==== Supplied data

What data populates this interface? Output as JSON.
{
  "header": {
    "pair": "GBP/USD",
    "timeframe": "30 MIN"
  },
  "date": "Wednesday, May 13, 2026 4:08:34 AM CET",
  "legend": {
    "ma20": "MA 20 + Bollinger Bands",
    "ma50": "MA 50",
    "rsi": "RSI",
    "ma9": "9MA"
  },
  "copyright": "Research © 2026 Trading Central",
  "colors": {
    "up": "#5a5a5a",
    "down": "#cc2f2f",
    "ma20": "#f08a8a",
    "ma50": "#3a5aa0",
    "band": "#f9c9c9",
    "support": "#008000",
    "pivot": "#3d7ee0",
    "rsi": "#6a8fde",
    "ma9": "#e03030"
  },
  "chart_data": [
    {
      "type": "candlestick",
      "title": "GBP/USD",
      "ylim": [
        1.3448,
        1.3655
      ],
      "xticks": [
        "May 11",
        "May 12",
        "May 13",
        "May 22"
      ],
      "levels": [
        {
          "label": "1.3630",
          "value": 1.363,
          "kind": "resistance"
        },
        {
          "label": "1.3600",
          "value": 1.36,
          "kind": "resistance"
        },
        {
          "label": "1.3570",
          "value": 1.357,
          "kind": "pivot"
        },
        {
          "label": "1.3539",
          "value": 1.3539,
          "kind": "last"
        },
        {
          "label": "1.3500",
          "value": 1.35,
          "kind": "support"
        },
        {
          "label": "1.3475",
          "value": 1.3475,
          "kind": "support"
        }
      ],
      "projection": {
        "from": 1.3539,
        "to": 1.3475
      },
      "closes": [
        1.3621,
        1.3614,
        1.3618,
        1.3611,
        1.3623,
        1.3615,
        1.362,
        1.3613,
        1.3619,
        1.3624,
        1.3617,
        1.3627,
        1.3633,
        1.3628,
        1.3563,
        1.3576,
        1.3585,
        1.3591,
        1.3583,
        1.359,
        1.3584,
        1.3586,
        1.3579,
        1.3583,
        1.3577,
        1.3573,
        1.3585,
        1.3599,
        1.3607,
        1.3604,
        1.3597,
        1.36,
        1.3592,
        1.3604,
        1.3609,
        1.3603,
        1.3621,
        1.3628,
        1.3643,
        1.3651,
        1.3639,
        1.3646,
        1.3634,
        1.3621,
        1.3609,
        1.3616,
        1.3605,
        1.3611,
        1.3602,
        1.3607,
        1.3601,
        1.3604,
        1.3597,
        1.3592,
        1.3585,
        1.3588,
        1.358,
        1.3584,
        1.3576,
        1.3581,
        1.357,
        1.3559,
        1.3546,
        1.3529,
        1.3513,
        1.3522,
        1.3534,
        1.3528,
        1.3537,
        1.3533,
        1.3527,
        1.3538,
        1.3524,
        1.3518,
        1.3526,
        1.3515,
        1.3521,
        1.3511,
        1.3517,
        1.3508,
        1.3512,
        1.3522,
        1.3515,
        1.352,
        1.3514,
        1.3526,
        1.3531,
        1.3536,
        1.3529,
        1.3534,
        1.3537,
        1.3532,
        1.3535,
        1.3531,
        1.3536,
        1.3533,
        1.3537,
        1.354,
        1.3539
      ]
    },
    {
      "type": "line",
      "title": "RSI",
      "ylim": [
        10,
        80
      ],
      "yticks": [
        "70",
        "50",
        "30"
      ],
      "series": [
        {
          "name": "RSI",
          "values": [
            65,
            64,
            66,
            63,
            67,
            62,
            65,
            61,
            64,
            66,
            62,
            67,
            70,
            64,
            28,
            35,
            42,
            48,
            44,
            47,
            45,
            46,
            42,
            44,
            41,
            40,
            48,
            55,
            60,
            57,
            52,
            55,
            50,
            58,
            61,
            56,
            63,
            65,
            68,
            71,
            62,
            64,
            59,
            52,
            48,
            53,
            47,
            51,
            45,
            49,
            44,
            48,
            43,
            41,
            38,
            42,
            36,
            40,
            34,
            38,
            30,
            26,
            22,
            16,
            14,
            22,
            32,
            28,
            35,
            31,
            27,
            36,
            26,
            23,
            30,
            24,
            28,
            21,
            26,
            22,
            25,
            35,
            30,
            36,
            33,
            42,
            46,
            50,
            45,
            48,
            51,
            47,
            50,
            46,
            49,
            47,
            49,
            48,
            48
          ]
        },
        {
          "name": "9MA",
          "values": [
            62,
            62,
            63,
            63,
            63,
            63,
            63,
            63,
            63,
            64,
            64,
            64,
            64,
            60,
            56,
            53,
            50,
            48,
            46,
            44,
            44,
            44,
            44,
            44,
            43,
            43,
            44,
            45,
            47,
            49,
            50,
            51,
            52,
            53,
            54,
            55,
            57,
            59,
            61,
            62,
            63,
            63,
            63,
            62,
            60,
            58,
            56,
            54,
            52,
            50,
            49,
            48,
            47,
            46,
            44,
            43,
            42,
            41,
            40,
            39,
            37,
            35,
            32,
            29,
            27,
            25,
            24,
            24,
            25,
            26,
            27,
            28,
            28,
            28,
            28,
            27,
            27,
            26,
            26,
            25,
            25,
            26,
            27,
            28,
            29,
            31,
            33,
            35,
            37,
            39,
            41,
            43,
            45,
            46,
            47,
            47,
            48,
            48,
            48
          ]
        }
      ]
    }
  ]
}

========

Reproduce the records word for word.

» **Solution to this task**:
What data populates this interface? Output as JSON.
{
  "header": {
    "pair": "GBP/USD",
    "timeframe": "30 MIN"
  },
  "date": "Wednesday, May 13, 2026 4:08:34 AM CET",
  "legend": {
    "ma20": "MA 20 + Bollinger Bands",
    "ma50": "MA 50",
    "rsi": "RSI",
    "ma9": "9MA"
  },
  "copyright": "Research © 2026 Trading Central",
  "colors": {
    "up": "#5a5a5a",
    "down": "#cc2f2f",
    "ma20": "#f08a8a",
    "ma50": "#3a5aa0",
    "band": "#f9c9c9",
    "support": "#008000",
    "pivot": "#3d7ee0",
    "rsi": "#6a8fde",
    "ma9": "#e03030"
  },
  "chart_data": [
    {
      "type": "candlestick",
      "title": "GBP/USD",
      "ylim": [
        1.3448,
        1.3655
      ],
      "xticks": [
        "May 11",
        "May 12",
        "May 13",
        "May 22"
      ],
      "levels": [
        {
          "label": "1.3630",
          "value": 1.363,
          "kind": "resistance"
        },
        {
          "label": "1.3600",
          "value": 1.36,
          "kind": "resistance"
        },
        {
          "label": "1.3570",
          "value": 1.357,
          "kind": "pivot"
        },
        {
          "label": "1.3539",
          "value": 1.3539,
          "kind": "last"
        },
        {
          "label": "1.3500",
          "value": 1.35,
          "kind": "support"
        },
        {
          "label": "1.3475",
          "value": 1.3475,
          "kind": "support"
        }
      ],
      "projection": {
        "from": 1.3539,
        "to": 1.3475
      },
      "closes": [
        1.3621,
        1.3614,
        1.3618,
        1.3611,
        1.3623,
        1.3615,
        1.362,
        1.3613,
        1.3619,
        1.3624,
        1.3617,
        1.3627,
        1.3633,
        1.3628,
        1.3563,
        1.3576,
        1.3585,
        1.3591,
        1.3583,
        1.359,
        1.3584,
        1.3586,
        1.3579,
        1.3583,
        1.3577,
        1.3573,
        1.3585,
        1.3599,
        1.3607,
        1.3604,
        1.3597,
        1.36,
        1.3592,
        1.3604,
        1.3609,
        1.3603,
        1.3621,
        1.3628,
        1.3643,
        1.3651,
        1.3639,
        1.3646,
        1.3634,
        1.3621,
        1.3609,
        1.3616,
        1.3605,
        1.3611,
        1.3602,
        1.3607,
        1.3601,
        1.3604,
        1.3597,
        1.3592,
        1.3585,
        1.3588,
        1.358,
        1.3584,
        1.3576,
        1.3581,
        1.357,
        1.3559,
        1.3546,
        1.3529,
        1.3513,
        1.3522,
        1.3534,
        1.3528,
        1.3537,
        1.3533,
        1.3527,
        1.3538,
        1.3524,
        1.3518,
        1.3526,
        1.3515,
        1.3521,
        1.3511,
        1.3517,
        1.3508,
        1.3512,
        1.3522,
        1.3515,
        1.352,
        1.3514,
        1.3526,
        1.3531,
        1.3536,
        1.3529,
        1.3534,
        1.3537,
        1.3532,
        1.3535,
        1.3531,
        1.3536,
        1.3533,
        1.3537,
        1.354,
        1.3539
      ]
    },
    {
      "type": "line",
      "title": "RSI",
      "ylim": [
        10,
        80
      ],
      "yticks": [
        "70",
        "50",
        "30"
      ],
      "series": [
        {
          "name": "RSI",
          "values": [
            65,
            64,
            66,
            63,
            67,
            62,
            65,
            61,
            64,
            66,
            62,
            67,
            70,
            64,
            28,
            35,
            42,
            48,
            44,
            47,
            45,
            46,
            42,
            44,
            41,
            40,
            48,
            55,
            60,
            57,
            52,
            55,
            50,
            58,
            61,
            56,
            63,
            65,
            68,
            71,
            62,
            64,
            59,
            52,
            48,
            53,
            47,
            51,
            45,
            49,
            44,
            48,
            43,
            41,
            38,
            42,
            36,
            40,
            34,
            38,
            30,
            26,
            22,
            16,
            14,
            22,
            32,
            28,
            35,
            31,
            27,
            36,
            26,
            23,
            30,
            24,
            28,
            21,
            26,
            22,
            25,
            35,
            30,
            36,
            33,
            42,
            46,
            50,
            45,
            48,
            51,
            47,
            50,
            46,
            49,
            47,
            49,
            48,
            48
          ]
        },
        {
          "name": "9MA",
          "values": [
            62,
            62,
            63,
            63,
            63,
            63,
            63,
            63,
            63,
            64,
            64,
            64,
            64,
            60,
            56,
            53,
            50,
            48,
            46,
            44,
            44,
            44,
            44,
            44,
            43,
            43,
            44,
            45,
            47,
            49,
            50,
            51,
            52,
            53,
            54,
            55,
            57,
            59,
            61,
            62,
            63,
            63,
            63,
            62,
            60,
            58,
            56,
            54,
            52,
            50,
            49,
            48,
            47,
            46,
            44,
            43,
            42,
            41,
            40,
            39,
            37,
            35,
            32,
            29,
            27,
            25,
            24,
            24,
            25,
            26,
            27,
            28,
            28,
            28,
            28,
            27,
            27,
            26,
            26,
            25,
            25,
            26,
            27,
            28,
            29,
            31,
            33,
            35,
            37,
            39,
            41,
            43,
            45,
            46,
            47,
            47,
            48,
            48,
            48
          ]
        }
      ]
    }
  ]
}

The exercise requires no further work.